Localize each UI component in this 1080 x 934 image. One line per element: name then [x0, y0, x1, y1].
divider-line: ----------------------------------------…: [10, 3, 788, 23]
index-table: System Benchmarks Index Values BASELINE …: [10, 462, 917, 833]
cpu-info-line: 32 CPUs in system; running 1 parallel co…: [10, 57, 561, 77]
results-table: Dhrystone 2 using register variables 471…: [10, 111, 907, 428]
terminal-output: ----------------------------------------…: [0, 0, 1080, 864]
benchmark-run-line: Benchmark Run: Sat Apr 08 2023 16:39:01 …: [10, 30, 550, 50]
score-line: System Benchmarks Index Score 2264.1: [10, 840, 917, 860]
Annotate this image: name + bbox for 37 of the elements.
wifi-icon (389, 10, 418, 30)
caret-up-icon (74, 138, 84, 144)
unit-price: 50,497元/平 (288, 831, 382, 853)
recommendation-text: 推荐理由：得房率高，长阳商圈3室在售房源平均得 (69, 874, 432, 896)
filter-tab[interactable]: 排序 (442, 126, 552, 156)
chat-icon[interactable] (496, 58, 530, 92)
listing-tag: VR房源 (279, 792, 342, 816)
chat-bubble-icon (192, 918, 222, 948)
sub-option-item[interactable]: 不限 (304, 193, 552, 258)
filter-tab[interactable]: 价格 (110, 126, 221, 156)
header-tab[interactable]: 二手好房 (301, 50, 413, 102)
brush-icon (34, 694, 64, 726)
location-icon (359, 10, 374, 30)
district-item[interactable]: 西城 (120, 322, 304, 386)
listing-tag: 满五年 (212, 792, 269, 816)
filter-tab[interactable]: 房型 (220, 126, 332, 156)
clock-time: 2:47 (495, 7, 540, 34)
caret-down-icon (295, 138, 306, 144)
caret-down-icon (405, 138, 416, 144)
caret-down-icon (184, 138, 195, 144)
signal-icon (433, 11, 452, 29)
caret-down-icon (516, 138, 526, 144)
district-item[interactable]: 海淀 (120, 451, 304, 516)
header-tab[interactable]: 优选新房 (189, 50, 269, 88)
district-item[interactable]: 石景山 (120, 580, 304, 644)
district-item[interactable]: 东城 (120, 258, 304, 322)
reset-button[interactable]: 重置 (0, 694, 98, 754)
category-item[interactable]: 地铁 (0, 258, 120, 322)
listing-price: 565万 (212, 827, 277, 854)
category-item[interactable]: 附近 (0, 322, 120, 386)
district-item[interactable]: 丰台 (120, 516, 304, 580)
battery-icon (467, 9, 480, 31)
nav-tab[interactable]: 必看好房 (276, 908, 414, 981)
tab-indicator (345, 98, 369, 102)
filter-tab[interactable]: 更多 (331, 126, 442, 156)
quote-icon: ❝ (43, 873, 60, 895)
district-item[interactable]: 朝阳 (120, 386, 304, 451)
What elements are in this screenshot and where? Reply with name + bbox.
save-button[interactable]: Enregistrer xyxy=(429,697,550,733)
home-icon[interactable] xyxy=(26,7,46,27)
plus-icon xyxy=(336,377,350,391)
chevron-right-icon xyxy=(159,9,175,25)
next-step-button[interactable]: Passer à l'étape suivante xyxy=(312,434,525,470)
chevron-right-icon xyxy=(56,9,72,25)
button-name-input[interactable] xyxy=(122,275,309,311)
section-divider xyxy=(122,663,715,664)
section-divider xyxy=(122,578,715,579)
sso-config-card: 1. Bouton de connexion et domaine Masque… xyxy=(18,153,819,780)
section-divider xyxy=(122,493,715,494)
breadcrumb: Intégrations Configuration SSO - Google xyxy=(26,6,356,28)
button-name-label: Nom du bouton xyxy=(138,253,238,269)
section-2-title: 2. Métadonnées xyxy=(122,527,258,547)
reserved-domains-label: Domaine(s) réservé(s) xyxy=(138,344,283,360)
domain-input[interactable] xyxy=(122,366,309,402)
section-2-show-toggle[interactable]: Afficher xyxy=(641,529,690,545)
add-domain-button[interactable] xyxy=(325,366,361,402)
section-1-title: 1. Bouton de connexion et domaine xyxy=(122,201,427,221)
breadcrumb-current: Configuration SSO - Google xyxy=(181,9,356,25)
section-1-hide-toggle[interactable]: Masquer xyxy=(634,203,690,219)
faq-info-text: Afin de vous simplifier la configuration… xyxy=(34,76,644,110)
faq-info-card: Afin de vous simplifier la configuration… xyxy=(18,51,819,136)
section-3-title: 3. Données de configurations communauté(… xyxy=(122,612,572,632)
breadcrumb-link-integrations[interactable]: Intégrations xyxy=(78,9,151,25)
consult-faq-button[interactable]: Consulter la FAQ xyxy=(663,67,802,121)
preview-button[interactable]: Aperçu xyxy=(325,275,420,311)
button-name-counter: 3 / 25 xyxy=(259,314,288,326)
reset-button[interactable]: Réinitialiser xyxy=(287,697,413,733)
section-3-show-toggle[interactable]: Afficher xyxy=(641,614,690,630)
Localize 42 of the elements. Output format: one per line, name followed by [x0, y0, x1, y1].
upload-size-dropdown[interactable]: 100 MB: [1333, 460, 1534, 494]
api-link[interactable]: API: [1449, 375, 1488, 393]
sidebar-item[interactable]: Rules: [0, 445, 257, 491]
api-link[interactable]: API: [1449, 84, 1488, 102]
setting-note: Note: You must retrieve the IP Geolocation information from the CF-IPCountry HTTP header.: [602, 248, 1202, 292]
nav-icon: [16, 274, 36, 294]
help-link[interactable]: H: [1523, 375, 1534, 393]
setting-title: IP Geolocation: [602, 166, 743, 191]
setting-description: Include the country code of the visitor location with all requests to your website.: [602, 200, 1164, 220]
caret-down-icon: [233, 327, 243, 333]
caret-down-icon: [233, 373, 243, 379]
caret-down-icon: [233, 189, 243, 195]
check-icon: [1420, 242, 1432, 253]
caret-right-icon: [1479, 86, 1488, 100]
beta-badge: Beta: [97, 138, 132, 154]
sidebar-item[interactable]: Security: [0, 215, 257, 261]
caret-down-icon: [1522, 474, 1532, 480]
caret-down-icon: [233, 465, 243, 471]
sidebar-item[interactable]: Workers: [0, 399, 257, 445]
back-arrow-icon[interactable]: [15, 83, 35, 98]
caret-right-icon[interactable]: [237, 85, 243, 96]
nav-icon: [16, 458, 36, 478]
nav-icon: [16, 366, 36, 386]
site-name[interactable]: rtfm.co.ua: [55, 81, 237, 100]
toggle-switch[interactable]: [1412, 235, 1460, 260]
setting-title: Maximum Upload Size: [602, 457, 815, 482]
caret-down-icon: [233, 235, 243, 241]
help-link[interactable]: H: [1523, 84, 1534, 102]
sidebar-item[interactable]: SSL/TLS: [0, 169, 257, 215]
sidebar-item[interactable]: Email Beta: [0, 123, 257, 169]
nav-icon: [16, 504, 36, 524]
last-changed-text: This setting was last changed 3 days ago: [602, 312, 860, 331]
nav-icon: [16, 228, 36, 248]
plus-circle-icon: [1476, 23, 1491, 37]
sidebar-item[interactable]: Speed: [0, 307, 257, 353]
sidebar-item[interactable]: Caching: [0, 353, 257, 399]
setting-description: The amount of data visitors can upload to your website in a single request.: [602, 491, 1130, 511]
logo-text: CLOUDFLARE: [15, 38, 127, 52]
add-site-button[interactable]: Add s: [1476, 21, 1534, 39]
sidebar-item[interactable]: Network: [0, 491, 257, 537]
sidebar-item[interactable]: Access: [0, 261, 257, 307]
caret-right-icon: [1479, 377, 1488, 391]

# Problem
Copy out every line of the items above, character for character, without changing anything.

# Exercise solution
Localize each UI component in this 1080 x 934 image. One line per element: name then [x0, y0, x1, y1].
divider-line: ----------------------------------------…: [10, 3, 788, 23]
index-table: System Benchmarks Index Values BASELINE …: [10, 462, 917, 833]
cpu-info-line: 32 CPUs in system; running 1 parallel co…: [10, 57, 561, 77]
results-table: Dhrystone 2 using register variables 471…: [10, 111, 907, 428]
terminal-output: ----------------------------------------…: [0, 0, 1080, 864]
benchmark-run-line: Benchmark Run: Sat Apr 08 2023 16:39:01 …: [10, 30, 550, 50]
score-line: System Benchmarks Index Score 2264.1: [10, 840, 917, 860]
Annotate this image: name + bbox for 37 of the elements.
wifi-icon (389, 10, 418, 30)
caret-up-icon (74, 138, 84, 144)
unit-price: 50,497元/平 (288, 831, 382, 853)
recommendation-text: 推荐理由：得房率高，长阳商圈3室在售房源平均得 (69, 874, 432, 896)
filter-tab[interactable]: 排序 (442, 126, 552, 156)
chat-icon[interactable] (496, 58, 530, 92)
listing-tag: VR房源 (279, 792, 342, 816)
chat-bubble-icon (192, 918, 222, 948)
sub-option-item[interactable]: 不限 (304, 193, 552, 258)
filter-tab[interactable]: 价格 (110, 126, 221, 156)
header-tab[interactable]: 二手好房 (301, 50, 413, 102)
brush-icon (34, 694, 64, 726)
location-icon (359, 10, 374, 30)
district-item[interactable]: 西城 (120, 322, 304, 386)
listing-tag: 满五年 (212, 792, 269, 816)
filter-tab[interactable]: 房型 (220, 126, 332, 156)
clock-time: 2:47 (495, 7, 540, 34)
caret-down-icon (295, 138, 306, 144)
caret-down-icon (405, 138, 416, 144)
caret-down-icon (184, 138, 195, 144)
signal-icon (433, 11, 452, 29)
caret-down-icon (516, 138, 526, 144)
district-item[interactable]: 海淀 (120, 451, 304, 516)
header-tab[interactable]: 优选新房 (189, 50, 269, 88)
district-item[interactable]: 石景山 (120, 580, 304, 644)
district-item[interactable]: 东城 (120, 258, 304, 322)
reset-button[interactable]: 重置 (0, 694, 98, 754)
category-item[interactable]: 地铁 (0, 258, 120, 322)
listing-price: 565万 (212, 827, 277, 854)
category-item[interactable]: 附近 (0, 322, 120, 386)
district-item[interactable]: 丰台 (120, 516, 304, 580)
battery-icon (467, 9, 480, 31)
nav-tab[interactable]: 必看好房 (276, 908, 414, 981)
tab-indicator (345, 98, 369, 102)
filter-tab[interactable]: 更多 (331, 126, 442, 156)
quote-icon: ❝ (43, 873, 60, 895)
district-item[interactable]: 朝阳 (120, 386, 304, 451)
What elements are in this screenshot and where? Reply with name + bbox.
save-button[interactable]: Enregistrer xyxy=(429,697,550,733)
home-icon[interactable] xyxy=(26,7,46,27)
plus-icon xyxy=(336,377,350,391)
chevron-right-icon xyxy=(159,9,175,25)
next-step-button[interactable]: Passer à l'étape suivante xyxy=(312,434,525,470)
chevron-right-icon xyxy=(56,9,72,25)
button-name-input[interactable] xyxy=(122,275,309,311)
section-divider xyxy=(122,663,715,664)
section-divider xyxy=(122,578,715,579)
sso-config-card: 1. Bouton de connexion et domaine Masque… xyxy=(18,153,819,780)
section-divider xyxy=(122,493,715,494)
breadcrumb: Intégrations Configuration SSO - Google xyxy=(26,6,356,28)
button-name-label: Nom du bouton xyxy=(138,253,238,269)
section-2-title: 2. Métadonnées xyxy=(122,527,258,547)
reserved-domains-label: Domaine(s) réservé(s) xyxy=(138,344,283,360)
domain-input[interactable] xyxy=(122,366,309,402)
section-2-show-toggle[interactable]: Afficher xyxy=(641,529,690,545)
add-domain-button[interactable] xyxy=(325,366,361,402)
section-1-title: 1. Bouton de connexion et domaine xyxy=(122,201,427,221)
breadcrumb-current: Configuration SSO - Google xyxy=(181,9,356,25)
section-1-hide-toggle[interactable]: Masquer xyxy=(634,203,690,219)
faq-info-text: Afin de vous simplifier la configuration… xyxy=(34,76,644,110)
faq-info-card: Afin de vous simplifier la configuration… xyxy=(18,51,819,136)
section-3-title: 3. Données de configurations communauté(… xyxy=(122,612,572,632)
breadcrumb-link-integrations[interactable]: Intégrations xyxy=(78,9,151,25)
consult-faq-button[interactable]: Consulter la FAQ xyxy=(663,67,802,121)
preview-button[interactable]: Aperçu xyxy=(325,275,420,311)
button-name-counter: 3 / 25 xyxy=(259,314,288,326)
reset-button[interactable]: Réinitialiser xyxy=(287,697,413,733)
section-3-show-toggle[interactable]: Afficher xyxy=(641,614,690,630)
Localize 42 of the elements. Output format: one per line, name followed by [x0, y0, x1, y1].
upload-size-dropdown[interactable]: 100 MB: [1333, 460, 1534, 494]
api-link[interactable]: API: [1449, 375, 1488, 393]
sidebar-item[interactable]: Rules: [0, 445, 257, 491]
api-link[interactable]: API: [1449, 84, 1488, 102]
setting-note: Note: You must retrieve the IP Geolocation information from the CF-IPCountry HTTP header.: [602, 248, 1202, 292]
nav-icon: [16, 274, 36, 294]
help-link[interactable]: H: [1523, 375, 1534, 393]
setting-title: IP Geolocation: [602, 166, 743, 191]
setting-description: Include the country code of the visitor location with all requests to your website.: [602, 200, 1164, 220]
caret-down-icon: [233, 327, 243, 333]
caret-down-icon: [233, 373, 243, 379]
caret-down-icon: [233, 189, 243, 195]
check-icon: [1420, 242, 1432, 253]
caret-right-icon: [1479, 86, 1488, 100]
beta-badge: Beta: [97, 138, 132, 154]
sidebar-item[interactable]: Security: [0, 215, 257, 261]
caret-down-icon: [1522, 474, 1532, 480]
caret-down-icon: [233, 465, 243, 471]
sidebar-item[interactable]: Workers: [0, 399, 257, 445]
back-arrow-icon[interactable]: [15, 83, 35, 98]
caret-right-icon[interactable]: [237, 85, 243, 96]
nav-icon: [16, 458, 36, 478]
nav-icon: [16, 366, 36, 386]
site-name[interactable]: rtfm.co.ua: [55, 81, 237, 100]
toggle-switch[interactable]: [1412, 235, 1460, 260]
setting-title: Maximum Upload Size: [602, 457, 815, 482]
caret-down-icon: [233, 235, 243, 241]
help-link[interactable]: H: [1523, 84, 1534, 102]
sidebar-item[interactable]: SSL/TLS: [0, 169, 257, 215]
sidebar-item[interactable]: Email Beta: [0, 123, 257, 169]
nav-icon: [16, 504, 36, 524]
last-changed-text: This setting was last changed 3 days ago: [602, 312, 860, 331]
nav-icon: [16, 228, 36, 248]
plus-circle-icon: [1476, 23, 1491, 37]
sidebar-item[interactable]: Speed: [0, 307, 257, 353]
sidebar-item[interactable]: Caching: [0, 353, 257, 399]
setting-description: The amount of data visitors can upload to your website in a single request.: [602, 491, 1130, 511]
logo-text: CLOUDFLARE: [15, 38, 127, 52]
add-site-button[interactable]: Add s: [1476, 21, 1534, 39]
sidebar-item[interactable]: Network: [0, 491, 257, 537]
sidebar-item[interactable]: Access: [0, 261, 257, 307]
caret-right-icon: [1479, 377, 1488, 391]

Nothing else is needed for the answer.